### MATERIAL SHOWN
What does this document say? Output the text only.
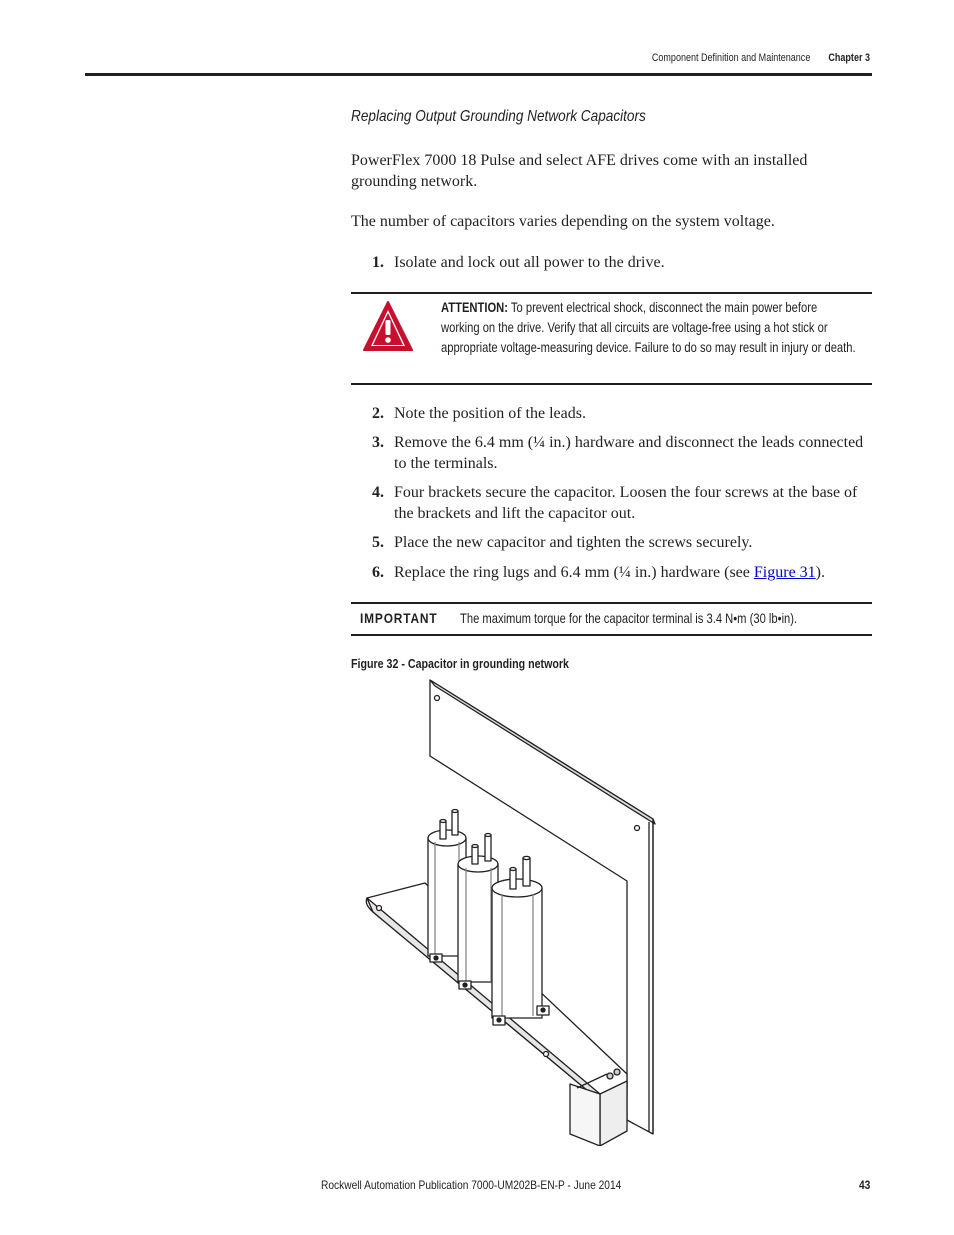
Component Definition and Maintenance Chapter 3
Replacing Output Grounding Network Capacitors
PowerFlex 7000 18 Pulse and select AFE drives come with an installed grounding network.
The number of capacitors varies depending on the system voltage.
1. Isolate and lock out all power to the drive.
ATTENTION: To prevent electrical shock, disconnect the main power before working on the drive. Verify that all circuits are voltage-free using a hot stick or appropriate voltage-measuring device. Failure to do so may result in injury or death.
2. Note the position of the leads.
3. Remove the 6.4 mm (¼ in.) hardware and disconnect the leads connected to the terminals.
4. Four brackets secure the capacitor. Loosen the four screws at the base of the brackets and lift the capacitor out.
5. Place the new capacitor and tighten the screws securely.
6. Replace the ring lugs and 6.4 mm (¼ in.) hardware (see Figure 31).
IMPORTANT The maximum torque for the capacitor terminal is 3.4 N•m (30 lb•in).
Figure 32 - Capacitor in grounding network
Rockwell Automation Publication 7000-UM202B-EN-P - June 2014	43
######
- JOB
Print out the whole of the material word for word, without pictures.

- RESPONSE TO THE TASK
What does this document say? Output the text only.
Component Definition and Maintenance Chapter 3
Replacing Output Grounding Network Capacitors
PowerFlex 7000 18 Pulse and select AFE drives come with an installed grounding network.
The number of capacitors varies depending on the system voltage.
1. Isolate and lock out all power to the drive.
ATTENTION: To prevent electrical shock, disconnect the main power before working on the drive. Verify that all circuits are voltage-free using a hot stick or appropriate voltage-measuring device. Failure to do so may result in injury or death.
2. Note the position of the leads.
3. Remove the 6.4 mm (¼ in.) hardware and disconnect the leads connected to the terminals.
4. Four brackets secure the capacitor. Loosen the four screws at the base of the brackets and lift the capacitor out.
5. Place the new capacitor and tighten the screws securely.
6. Replace the ring lugs and 6.4 mm (¼ in.) hardware (see Figure 31).
IMPORTANT The maximum torque for the capacitor terminal is 3.4 N•m (30 lb•in).
Figure 32 - Capacitor in grounding network
Rockwell Automation Publication 7000-UM202B-EN-P - June 2014	43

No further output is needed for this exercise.